| Written task |
Go through the records line by line and work out how many lines hold the word "that". Answer with the number only.

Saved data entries
-*-*-

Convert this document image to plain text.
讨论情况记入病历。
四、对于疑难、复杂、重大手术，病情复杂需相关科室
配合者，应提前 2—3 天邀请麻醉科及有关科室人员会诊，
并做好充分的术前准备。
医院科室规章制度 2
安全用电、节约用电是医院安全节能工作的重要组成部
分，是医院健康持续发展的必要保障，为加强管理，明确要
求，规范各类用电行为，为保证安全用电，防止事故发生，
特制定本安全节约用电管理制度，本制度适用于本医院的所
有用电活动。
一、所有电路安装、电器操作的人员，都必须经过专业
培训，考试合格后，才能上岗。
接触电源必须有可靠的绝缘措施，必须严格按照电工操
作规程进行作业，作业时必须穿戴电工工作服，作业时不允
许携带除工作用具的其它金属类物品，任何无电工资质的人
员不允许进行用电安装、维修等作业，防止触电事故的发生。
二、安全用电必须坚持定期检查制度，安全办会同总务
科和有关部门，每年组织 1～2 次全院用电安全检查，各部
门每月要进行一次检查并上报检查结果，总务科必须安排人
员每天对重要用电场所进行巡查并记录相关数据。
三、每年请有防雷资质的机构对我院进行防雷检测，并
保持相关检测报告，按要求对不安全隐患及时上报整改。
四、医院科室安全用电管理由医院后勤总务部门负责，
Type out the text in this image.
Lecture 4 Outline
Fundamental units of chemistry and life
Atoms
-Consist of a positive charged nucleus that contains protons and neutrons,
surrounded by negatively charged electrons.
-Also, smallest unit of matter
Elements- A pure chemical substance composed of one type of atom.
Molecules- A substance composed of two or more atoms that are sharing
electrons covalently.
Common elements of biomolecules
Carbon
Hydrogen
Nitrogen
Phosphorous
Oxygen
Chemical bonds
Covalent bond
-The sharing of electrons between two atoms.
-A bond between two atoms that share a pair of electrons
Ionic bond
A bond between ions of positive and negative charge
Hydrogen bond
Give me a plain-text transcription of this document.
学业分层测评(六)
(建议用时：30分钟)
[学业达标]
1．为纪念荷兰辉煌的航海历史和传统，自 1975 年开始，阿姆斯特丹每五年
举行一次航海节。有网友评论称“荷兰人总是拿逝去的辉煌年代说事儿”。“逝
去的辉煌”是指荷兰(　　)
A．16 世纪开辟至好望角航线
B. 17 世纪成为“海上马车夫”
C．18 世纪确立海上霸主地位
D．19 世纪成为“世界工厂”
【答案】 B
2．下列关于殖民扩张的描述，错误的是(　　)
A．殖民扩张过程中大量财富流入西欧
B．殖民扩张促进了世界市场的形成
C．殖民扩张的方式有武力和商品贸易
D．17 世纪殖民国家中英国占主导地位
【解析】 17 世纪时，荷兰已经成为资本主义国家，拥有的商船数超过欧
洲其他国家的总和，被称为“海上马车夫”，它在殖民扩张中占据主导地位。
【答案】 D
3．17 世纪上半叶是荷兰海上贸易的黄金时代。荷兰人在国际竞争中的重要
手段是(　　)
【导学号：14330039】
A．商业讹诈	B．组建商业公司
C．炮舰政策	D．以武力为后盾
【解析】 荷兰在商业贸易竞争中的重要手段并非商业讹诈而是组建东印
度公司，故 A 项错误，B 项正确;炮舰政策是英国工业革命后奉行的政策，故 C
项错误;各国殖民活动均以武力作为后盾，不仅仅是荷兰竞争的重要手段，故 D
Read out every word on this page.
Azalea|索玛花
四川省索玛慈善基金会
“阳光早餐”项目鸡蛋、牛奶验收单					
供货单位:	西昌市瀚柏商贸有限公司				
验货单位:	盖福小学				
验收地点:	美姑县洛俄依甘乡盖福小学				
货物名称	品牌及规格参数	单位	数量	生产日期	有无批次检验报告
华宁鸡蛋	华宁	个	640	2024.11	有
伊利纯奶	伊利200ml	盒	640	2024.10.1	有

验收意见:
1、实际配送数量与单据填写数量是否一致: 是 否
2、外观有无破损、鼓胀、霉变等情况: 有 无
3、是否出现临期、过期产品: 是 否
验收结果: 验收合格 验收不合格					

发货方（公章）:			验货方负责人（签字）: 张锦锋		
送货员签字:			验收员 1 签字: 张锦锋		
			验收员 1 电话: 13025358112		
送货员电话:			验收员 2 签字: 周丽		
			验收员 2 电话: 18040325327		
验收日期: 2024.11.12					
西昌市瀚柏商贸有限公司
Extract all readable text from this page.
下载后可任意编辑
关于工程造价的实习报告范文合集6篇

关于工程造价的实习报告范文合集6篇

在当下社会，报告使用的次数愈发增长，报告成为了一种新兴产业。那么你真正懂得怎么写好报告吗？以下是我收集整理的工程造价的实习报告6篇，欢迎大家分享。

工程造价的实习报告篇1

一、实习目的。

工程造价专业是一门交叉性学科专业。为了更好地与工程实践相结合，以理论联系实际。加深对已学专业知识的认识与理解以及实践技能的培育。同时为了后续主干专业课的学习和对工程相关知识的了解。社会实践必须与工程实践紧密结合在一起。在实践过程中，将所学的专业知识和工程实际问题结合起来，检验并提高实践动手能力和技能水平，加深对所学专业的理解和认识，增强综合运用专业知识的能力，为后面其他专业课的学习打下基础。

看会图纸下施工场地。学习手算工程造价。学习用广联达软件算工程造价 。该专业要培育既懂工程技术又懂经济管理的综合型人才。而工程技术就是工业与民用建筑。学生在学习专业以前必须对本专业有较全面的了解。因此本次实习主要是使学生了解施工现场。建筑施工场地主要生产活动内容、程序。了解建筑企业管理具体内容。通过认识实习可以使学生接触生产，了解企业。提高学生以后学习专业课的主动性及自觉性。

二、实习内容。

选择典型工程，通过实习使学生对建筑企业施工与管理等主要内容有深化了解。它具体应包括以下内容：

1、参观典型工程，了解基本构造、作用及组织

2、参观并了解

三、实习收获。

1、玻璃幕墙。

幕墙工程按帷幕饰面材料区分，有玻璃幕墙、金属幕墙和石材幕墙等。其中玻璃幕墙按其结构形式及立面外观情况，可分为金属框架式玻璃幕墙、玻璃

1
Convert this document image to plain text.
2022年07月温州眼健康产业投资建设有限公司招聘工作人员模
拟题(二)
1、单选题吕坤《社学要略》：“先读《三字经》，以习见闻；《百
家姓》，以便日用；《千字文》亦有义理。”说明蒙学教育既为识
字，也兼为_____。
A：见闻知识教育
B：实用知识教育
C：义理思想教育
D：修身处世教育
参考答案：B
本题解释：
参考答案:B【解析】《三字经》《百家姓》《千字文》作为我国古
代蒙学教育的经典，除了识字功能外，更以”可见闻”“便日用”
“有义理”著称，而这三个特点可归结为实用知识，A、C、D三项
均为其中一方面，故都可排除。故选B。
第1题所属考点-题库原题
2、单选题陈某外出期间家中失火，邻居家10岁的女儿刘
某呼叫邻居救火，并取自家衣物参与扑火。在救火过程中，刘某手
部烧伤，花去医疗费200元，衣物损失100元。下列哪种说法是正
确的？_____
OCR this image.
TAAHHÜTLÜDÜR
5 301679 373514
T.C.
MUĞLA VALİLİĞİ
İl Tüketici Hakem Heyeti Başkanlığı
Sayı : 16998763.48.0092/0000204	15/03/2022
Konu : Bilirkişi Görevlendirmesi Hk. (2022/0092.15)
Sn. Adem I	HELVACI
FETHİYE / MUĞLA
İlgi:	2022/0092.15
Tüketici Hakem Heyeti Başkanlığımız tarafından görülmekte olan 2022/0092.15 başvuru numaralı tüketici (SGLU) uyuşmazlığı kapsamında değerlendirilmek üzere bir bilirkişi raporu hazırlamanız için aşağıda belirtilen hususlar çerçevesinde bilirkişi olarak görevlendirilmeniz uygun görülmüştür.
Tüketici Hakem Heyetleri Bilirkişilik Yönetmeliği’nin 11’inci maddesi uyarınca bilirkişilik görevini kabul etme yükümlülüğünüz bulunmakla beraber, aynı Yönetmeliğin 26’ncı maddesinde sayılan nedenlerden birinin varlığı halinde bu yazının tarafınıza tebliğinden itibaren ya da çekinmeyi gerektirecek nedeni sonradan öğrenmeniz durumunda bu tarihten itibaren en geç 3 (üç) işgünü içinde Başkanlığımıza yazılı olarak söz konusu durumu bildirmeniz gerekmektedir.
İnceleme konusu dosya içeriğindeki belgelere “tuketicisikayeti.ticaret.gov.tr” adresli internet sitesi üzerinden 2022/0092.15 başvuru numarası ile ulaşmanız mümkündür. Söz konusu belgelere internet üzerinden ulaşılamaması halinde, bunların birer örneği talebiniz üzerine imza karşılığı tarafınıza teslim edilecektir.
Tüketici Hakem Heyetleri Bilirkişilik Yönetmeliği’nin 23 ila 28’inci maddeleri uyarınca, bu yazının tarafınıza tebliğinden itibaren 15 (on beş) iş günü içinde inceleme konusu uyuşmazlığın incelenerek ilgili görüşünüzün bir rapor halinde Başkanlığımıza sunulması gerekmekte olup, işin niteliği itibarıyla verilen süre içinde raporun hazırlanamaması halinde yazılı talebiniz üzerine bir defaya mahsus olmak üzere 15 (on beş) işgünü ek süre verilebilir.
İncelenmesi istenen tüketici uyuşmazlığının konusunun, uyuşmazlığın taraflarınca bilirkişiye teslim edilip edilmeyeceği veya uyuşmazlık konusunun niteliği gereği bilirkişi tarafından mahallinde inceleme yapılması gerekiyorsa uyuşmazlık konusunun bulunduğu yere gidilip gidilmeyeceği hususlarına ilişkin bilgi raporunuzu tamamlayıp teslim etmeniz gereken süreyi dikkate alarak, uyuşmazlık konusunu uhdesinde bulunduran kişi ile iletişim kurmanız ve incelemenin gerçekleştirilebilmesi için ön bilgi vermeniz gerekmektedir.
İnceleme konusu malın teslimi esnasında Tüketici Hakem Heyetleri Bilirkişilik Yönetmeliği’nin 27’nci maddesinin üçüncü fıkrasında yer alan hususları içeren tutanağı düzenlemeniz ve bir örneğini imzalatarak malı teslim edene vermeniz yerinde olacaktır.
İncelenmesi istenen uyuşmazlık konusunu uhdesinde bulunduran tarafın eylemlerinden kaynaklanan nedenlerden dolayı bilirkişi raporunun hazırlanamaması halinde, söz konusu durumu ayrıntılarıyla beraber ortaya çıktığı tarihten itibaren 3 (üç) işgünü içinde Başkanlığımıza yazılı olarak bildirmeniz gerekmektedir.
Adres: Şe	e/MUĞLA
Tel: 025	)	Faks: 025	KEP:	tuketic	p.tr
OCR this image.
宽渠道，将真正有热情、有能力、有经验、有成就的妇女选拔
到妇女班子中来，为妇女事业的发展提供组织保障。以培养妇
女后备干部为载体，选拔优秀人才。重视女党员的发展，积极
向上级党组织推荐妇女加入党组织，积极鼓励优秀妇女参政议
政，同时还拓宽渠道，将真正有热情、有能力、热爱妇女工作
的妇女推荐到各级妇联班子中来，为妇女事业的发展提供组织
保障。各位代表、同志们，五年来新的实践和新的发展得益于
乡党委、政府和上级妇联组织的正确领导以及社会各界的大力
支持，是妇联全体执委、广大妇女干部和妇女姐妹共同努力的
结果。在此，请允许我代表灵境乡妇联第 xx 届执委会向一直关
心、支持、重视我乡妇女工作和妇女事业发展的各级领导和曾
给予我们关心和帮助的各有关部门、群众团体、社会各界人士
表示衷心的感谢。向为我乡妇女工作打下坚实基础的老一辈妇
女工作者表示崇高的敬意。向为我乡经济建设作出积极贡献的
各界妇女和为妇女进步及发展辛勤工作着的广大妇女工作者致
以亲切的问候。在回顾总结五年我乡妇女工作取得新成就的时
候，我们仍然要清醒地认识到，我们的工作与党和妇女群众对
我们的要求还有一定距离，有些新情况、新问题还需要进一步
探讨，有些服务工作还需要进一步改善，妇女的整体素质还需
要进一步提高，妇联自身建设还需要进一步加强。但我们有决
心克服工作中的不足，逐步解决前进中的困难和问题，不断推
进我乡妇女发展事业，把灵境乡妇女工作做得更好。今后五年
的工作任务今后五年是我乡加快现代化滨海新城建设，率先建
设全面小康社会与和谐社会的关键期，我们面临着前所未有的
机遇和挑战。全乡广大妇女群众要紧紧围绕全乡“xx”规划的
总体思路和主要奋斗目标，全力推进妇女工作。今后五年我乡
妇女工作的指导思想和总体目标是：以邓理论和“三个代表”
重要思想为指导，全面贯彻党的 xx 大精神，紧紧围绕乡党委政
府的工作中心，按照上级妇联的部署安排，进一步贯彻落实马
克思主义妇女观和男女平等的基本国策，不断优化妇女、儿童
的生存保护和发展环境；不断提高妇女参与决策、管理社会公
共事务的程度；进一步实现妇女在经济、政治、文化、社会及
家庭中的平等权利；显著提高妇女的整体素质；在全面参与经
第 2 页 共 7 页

-*-*-

| Exercise response |
3